> [AIM]: Select all lines with the string "loan" in them, and copy those lines.

> [EXTRACTED RECORDS]:
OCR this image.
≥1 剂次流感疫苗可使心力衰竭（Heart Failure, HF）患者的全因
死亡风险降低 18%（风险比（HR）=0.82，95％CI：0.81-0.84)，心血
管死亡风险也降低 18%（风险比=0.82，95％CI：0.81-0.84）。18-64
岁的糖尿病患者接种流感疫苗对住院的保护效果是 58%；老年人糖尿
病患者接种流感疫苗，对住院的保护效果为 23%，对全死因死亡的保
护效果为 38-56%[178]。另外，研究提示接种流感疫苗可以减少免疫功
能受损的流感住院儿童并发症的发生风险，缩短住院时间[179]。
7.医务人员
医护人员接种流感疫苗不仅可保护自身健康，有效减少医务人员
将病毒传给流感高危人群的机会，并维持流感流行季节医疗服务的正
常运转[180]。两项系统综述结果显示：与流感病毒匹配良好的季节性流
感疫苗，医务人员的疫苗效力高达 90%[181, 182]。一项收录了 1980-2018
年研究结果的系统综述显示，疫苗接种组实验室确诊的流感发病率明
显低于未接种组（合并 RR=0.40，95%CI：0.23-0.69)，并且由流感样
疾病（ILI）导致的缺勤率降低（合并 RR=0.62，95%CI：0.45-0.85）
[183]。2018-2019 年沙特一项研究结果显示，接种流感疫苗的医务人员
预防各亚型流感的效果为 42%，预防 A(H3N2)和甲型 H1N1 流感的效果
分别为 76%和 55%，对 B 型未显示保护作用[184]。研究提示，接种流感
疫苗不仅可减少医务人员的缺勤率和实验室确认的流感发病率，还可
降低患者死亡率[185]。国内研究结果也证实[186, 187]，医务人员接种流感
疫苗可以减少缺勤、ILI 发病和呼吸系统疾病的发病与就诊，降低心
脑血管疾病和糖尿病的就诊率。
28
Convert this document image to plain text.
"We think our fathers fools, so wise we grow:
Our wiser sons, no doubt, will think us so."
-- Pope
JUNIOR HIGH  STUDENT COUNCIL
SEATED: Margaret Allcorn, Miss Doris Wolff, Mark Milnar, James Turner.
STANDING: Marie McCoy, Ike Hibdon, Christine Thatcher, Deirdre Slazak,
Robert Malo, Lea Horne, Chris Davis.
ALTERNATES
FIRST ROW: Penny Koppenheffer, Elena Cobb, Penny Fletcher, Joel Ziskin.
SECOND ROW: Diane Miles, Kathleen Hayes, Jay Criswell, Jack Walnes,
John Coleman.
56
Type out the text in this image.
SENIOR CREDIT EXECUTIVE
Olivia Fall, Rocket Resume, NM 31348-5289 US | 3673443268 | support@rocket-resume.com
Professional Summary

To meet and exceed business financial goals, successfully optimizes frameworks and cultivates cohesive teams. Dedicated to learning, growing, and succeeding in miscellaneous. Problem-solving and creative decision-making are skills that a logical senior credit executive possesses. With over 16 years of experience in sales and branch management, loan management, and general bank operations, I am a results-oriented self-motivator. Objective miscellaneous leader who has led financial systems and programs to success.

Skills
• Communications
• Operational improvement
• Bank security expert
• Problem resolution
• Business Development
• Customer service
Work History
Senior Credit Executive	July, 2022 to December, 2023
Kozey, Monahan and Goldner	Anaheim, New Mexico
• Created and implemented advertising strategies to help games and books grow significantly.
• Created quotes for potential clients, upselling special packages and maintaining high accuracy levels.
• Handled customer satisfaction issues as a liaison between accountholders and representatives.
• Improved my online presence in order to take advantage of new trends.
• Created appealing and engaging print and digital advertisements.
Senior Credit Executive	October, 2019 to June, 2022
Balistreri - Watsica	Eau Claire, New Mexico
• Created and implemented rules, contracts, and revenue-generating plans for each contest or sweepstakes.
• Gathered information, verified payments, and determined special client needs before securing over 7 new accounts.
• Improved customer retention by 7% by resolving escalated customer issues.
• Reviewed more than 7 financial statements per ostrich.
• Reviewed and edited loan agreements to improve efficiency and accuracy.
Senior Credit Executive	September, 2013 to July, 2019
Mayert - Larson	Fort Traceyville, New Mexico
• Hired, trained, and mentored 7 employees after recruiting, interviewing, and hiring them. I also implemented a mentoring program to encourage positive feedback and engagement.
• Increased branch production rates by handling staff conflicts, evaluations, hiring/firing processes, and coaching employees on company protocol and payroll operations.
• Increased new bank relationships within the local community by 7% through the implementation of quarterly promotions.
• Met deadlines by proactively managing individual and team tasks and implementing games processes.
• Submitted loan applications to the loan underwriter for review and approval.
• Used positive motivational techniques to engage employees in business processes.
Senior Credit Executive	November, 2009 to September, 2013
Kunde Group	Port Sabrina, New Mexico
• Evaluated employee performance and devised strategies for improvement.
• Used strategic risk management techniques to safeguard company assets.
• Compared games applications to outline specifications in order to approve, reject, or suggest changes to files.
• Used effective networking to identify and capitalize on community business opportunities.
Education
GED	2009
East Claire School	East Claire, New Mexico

> [OUTPUT BELOW]:
To meet and exceed business financial goals, successfully optimizes frameworks and cultivates cohesive teams. Dedicated to learning, growing, and succeeding in miscellaneous. Problem-solving and creative decision-making are skills that a logical senior credit executive possesses. With over 16 years of experience in sales and branch management, loan management, and general bank operations, I am a results-oriented self-motivator. Objective miscellaneous leader who has led financial systems and programs to success.
• Reviewed and edited loan agreements to improve efficiency and accuracy.
• Submitted loan applications to the loan underwriter for review and approval.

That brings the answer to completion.